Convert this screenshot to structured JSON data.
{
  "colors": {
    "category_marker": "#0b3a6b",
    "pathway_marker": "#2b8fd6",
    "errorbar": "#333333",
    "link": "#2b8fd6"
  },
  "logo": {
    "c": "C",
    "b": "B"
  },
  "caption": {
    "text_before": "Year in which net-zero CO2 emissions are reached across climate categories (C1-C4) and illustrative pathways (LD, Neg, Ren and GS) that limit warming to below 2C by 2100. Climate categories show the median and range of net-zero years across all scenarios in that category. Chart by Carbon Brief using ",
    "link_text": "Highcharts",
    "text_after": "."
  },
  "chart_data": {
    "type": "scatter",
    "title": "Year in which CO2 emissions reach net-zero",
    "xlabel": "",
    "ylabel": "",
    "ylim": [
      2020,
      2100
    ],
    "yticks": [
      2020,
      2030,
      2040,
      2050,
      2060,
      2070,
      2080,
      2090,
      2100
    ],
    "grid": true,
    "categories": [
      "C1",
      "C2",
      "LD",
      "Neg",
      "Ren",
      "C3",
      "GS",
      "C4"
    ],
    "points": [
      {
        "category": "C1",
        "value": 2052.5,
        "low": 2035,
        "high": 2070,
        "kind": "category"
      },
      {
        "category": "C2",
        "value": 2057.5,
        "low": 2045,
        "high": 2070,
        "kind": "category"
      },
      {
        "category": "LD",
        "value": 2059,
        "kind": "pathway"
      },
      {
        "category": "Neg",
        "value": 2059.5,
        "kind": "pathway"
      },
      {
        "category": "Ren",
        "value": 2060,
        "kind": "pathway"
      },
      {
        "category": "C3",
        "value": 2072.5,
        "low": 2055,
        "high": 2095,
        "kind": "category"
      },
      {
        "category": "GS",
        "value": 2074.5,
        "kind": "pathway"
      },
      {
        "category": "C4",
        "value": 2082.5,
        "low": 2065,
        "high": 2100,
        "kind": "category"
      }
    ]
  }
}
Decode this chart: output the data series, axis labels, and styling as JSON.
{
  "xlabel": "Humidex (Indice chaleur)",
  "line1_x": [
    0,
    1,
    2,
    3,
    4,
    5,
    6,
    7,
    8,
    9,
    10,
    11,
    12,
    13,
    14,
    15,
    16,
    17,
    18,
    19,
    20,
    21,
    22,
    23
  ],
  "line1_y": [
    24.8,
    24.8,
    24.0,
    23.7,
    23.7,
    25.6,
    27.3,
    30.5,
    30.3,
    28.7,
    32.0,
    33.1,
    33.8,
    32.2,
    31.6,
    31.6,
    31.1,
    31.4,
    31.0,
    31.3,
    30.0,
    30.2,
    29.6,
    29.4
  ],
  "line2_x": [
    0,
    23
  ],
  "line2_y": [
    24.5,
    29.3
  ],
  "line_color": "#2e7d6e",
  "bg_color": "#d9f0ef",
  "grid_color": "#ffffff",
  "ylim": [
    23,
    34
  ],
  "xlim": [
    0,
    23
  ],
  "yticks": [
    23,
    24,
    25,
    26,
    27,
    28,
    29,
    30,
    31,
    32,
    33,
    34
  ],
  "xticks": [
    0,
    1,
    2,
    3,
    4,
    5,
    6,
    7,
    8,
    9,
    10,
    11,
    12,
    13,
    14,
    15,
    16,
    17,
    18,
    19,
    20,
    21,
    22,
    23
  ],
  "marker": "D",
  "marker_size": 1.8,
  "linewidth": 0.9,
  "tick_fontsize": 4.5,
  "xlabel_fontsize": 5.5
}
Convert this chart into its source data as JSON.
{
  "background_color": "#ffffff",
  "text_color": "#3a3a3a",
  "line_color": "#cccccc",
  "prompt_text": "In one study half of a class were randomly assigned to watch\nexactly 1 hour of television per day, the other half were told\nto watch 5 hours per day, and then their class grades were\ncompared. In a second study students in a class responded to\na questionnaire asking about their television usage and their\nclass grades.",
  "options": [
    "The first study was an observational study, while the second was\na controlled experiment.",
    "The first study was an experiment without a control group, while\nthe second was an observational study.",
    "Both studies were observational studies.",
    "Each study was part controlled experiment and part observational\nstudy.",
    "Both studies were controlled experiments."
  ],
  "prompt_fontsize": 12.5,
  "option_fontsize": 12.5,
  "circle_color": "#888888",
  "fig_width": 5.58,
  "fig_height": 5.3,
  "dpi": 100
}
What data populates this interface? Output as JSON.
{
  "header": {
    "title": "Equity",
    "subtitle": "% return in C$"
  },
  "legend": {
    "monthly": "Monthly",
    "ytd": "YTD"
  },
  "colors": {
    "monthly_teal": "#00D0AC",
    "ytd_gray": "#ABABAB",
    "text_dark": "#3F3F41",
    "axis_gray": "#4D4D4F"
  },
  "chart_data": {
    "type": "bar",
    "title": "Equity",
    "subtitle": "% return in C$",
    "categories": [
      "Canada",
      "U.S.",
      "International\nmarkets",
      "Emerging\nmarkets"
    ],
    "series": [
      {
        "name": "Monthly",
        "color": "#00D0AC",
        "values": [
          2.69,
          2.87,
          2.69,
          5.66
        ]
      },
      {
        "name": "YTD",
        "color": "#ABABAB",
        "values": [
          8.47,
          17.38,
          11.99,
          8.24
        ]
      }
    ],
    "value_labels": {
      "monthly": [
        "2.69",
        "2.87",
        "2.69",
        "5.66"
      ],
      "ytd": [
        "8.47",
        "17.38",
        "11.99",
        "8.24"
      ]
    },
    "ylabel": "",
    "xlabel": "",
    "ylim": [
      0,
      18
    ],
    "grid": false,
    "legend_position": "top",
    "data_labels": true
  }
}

· · · · ·

Across the entries above, how many lines contain "emissions"? Provide only the count.

2